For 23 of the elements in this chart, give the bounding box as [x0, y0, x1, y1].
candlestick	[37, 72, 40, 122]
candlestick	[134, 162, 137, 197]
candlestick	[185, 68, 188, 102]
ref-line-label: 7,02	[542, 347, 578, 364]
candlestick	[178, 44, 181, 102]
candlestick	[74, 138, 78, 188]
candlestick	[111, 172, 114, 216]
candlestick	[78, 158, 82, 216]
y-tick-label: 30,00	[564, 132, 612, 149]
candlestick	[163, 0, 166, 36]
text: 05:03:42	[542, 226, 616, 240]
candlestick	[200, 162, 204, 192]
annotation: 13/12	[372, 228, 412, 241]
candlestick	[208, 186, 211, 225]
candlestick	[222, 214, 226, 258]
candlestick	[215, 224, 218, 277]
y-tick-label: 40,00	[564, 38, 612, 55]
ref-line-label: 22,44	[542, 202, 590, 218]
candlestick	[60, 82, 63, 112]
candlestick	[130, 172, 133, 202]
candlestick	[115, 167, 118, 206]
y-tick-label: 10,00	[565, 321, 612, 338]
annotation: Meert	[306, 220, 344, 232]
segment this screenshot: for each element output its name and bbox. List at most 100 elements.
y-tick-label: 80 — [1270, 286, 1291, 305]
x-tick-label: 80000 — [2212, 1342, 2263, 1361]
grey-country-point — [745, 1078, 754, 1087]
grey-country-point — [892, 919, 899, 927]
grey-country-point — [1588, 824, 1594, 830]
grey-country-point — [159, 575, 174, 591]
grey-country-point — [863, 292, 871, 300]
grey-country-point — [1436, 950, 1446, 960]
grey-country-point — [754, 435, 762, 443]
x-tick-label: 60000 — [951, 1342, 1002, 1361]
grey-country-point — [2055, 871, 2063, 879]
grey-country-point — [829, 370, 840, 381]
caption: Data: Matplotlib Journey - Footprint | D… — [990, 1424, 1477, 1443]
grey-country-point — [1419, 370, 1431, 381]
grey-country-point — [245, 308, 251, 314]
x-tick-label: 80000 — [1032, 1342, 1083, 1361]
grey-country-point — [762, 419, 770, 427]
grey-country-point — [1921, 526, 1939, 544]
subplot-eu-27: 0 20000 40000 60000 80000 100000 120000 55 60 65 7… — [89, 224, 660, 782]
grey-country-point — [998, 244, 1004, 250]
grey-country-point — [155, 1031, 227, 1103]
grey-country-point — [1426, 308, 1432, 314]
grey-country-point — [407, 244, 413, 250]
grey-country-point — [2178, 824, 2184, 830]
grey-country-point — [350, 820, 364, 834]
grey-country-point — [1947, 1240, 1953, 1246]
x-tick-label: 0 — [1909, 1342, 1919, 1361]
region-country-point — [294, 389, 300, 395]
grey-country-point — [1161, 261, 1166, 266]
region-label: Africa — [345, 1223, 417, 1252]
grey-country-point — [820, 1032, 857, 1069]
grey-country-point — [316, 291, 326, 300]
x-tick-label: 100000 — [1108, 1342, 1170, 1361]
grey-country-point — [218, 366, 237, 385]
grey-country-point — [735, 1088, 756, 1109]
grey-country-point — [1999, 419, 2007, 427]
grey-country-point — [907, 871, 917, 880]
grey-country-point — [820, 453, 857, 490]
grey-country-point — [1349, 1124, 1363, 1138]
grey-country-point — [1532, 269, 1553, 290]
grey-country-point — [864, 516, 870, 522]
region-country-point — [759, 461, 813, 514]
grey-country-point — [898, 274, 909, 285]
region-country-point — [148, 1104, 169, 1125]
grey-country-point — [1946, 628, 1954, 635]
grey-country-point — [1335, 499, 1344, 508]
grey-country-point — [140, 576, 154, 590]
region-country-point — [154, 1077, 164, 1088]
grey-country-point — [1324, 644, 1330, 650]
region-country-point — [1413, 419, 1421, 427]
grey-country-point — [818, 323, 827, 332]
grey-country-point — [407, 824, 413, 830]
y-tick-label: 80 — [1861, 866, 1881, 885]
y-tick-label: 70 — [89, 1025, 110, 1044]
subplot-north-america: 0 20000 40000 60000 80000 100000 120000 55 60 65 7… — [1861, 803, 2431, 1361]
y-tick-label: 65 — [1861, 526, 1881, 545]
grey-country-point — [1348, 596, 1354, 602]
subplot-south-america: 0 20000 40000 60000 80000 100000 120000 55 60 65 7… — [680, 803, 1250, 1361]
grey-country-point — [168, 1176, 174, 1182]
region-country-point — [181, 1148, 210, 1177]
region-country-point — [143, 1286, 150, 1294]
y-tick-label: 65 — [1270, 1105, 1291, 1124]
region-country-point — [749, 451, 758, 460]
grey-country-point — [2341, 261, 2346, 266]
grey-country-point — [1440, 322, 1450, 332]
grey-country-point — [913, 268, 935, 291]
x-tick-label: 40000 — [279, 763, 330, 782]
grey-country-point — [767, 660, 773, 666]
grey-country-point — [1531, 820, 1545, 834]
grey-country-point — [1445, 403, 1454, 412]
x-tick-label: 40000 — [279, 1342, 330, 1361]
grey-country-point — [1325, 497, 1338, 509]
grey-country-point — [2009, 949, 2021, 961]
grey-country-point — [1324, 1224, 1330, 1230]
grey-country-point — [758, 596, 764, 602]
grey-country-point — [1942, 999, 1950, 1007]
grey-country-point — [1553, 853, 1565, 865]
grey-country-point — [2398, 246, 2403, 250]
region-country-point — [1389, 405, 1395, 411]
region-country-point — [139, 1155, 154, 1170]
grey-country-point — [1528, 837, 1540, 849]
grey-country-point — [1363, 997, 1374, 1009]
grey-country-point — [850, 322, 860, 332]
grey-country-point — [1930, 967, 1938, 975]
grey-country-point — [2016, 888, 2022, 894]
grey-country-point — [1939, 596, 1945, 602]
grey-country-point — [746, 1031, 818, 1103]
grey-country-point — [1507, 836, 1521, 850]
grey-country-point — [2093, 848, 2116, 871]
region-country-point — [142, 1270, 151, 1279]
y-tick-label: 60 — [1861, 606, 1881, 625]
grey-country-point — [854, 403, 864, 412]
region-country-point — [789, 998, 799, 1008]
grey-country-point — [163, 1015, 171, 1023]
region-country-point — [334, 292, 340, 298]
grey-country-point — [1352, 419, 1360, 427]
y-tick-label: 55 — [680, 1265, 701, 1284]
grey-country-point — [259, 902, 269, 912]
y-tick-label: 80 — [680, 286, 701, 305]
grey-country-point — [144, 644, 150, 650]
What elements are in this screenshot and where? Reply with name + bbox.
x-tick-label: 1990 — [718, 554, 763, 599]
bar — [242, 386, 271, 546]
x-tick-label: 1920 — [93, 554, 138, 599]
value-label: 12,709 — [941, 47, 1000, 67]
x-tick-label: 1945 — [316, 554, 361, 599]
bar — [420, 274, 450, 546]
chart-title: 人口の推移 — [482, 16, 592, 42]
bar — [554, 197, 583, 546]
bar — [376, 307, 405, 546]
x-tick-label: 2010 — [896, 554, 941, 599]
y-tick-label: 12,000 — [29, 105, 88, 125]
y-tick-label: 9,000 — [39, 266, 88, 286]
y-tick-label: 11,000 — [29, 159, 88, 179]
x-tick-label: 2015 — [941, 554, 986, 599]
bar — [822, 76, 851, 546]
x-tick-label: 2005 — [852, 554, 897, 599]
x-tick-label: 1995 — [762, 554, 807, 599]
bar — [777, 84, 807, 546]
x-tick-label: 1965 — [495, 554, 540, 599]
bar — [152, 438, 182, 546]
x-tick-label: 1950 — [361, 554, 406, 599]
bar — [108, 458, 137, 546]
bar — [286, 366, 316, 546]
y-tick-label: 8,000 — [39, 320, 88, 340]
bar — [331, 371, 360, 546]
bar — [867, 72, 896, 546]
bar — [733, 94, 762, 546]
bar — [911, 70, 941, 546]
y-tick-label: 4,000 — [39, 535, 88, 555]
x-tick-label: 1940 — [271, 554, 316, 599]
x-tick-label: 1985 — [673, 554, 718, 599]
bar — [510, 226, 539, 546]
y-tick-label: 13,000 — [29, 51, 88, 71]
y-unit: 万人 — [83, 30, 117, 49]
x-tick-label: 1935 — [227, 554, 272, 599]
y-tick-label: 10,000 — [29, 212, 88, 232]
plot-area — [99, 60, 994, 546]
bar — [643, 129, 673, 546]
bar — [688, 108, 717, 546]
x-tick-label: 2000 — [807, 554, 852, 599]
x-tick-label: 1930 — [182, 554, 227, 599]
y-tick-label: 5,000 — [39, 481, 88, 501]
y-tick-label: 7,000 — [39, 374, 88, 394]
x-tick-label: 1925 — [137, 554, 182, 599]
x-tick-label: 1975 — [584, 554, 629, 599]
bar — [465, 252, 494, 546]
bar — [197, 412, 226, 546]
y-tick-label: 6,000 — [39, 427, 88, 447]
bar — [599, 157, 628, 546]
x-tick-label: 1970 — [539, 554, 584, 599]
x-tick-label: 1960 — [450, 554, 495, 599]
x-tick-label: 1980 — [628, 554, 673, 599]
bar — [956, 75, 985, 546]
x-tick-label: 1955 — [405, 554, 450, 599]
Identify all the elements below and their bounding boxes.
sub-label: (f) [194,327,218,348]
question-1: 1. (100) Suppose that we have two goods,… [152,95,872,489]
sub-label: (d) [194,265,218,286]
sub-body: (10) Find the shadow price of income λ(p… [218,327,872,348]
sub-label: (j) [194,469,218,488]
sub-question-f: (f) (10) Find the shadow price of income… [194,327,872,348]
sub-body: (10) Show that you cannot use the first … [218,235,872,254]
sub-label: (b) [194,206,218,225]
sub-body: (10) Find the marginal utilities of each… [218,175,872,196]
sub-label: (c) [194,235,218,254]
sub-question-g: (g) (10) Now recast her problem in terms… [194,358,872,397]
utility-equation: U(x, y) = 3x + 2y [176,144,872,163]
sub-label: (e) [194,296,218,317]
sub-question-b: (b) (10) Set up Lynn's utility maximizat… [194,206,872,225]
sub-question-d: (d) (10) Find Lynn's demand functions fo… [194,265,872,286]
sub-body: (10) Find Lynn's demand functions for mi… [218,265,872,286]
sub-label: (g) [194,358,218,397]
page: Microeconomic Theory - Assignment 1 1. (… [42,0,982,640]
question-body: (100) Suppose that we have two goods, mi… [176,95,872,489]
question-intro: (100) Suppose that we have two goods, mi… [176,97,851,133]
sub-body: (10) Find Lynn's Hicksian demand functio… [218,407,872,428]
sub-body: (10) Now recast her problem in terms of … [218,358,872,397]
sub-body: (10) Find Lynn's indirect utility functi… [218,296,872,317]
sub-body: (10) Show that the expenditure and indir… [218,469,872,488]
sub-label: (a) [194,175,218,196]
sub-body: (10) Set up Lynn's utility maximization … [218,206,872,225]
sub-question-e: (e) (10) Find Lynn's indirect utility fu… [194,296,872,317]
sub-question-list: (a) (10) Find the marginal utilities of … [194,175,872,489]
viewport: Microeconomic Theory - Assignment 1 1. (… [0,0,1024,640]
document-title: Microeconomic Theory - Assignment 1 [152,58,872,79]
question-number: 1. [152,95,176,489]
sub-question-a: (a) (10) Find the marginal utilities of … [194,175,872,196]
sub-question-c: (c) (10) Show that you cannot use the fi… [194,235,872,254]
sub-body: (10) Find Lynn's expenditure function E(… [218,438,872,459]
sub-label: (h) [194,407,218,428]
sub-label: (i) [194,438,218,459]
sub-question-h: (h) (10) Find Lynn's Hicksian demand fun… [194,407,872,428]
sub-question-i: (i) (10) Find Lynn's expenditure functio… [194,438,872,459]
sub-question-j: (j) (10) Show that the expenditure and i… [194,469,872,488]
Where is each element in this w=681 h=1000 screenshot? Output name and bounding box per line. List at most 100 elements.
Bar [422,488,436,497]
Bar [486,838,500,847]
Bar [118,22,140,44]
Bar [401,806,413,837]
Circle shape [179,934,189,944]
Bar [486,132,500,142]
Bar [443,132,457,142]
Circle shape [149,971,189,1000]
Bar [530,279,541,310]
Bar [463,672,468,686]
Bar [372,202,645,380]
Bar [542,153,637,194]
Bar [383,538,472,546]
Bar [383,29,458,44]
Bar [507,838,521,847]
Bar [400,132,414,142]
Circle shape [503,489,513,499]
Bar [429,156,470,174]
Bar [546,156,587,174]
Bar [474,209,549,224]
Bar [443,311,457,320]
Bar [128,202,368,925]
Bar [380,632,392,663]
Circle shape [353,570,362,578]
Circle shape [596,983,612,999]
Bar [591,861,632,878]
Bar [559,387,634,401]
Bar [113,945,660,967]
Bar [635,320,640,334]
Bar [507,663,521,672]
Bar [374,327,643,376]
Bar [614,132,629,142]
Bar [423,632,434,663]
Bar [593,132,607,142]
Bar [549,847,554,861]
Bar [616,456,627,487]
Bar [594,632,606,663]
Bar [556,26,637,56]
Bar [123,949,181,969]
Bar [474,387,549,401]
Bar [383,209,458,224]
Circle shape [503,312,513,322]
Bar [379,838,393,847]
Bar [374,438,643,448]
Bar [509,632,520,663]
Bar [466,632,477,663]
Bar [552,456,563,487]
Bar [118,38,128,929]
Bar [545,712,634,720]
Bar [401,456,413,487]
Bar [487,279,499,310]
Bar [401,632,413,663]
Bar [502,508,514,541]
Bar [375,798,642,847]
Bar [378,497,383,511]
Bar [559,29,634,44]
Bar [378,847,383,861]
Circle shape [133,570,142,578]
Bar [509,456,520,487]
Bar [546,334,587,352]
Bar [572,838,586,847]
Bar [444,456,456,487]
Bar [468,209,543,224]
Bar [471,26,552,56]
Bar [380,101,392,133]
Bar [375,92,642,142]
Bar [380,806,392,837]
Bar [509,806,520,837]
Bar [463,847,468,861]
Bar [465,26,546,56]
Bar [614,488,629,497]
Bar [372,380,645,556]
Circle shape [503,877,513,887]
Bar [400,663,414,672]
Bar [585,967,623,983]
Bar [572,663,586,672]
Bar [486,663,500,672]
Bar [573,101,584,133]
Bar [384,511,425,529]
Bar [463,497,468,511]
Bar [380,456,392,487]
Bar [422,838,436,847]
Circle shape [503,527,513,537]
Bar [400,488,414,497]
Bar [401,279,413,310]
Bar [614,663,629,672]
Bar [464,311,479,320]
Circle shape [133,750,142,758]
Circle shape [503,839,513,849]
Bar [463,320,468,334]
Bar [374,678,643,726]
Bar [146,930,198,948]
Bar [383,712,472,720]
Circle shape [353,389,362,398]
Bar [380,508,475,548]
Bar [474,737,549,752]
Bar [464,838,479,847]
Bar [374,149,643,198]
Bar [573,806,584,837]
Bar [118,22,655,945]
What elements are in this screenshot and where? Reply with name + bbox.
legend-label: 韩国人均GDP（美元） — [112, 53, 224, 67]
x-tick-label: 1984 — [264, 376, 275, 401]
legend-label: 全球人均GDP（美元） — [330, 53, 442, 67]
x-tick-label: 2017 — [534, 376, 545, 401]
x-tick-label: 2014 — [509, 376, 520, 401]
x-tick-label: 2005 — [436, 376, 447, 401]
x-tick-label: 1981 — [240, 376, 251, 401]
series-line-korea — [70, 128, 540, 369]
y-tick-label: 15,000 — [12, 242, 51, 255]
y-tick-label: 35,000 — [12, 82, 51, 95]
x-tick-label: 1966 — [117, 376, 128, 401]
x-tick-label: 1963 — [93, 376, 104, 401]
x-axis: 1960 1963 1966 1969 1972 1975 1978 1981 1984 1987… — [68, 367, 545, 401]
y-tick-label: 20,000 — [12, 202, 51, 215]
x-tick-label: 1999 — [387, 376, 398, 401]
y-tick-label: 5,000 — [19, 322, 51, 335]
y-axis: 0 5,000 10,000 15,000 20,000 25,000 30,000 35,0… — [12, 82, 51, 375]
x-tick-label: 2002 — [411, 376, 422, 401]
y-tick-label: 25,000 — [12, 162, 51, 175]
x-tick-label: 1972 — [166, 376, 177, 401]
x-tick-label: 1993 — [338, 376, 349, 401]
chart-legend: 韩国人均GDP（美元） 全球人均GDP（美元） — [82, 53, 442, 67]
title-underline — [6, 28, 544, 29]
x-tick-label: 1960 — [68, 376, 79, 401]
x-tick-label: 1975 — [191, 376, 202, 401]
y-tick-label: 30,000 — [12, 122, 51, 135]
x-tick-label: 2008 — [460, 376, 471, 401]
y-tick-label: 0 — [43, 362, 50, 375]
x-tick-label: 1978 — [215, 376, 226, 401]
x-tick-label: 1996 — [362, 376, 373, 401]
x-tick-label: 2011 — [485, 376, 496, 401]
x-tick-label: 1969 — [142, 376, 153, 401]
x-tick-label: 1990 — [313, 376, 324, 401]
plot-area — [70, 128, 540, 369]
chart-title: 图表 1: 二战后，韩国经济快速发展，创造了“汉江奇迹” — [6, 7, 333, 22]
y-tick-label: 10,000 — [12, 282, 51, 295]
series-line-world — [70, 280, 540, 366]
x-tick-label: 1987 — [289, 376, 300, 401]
__________
(EXERCISE BRIEF) Count the lines of the records that contain the string "name", treating uppercase and lowercase as different. Reply with the number alone.

(COMPLETE ANSWER) 4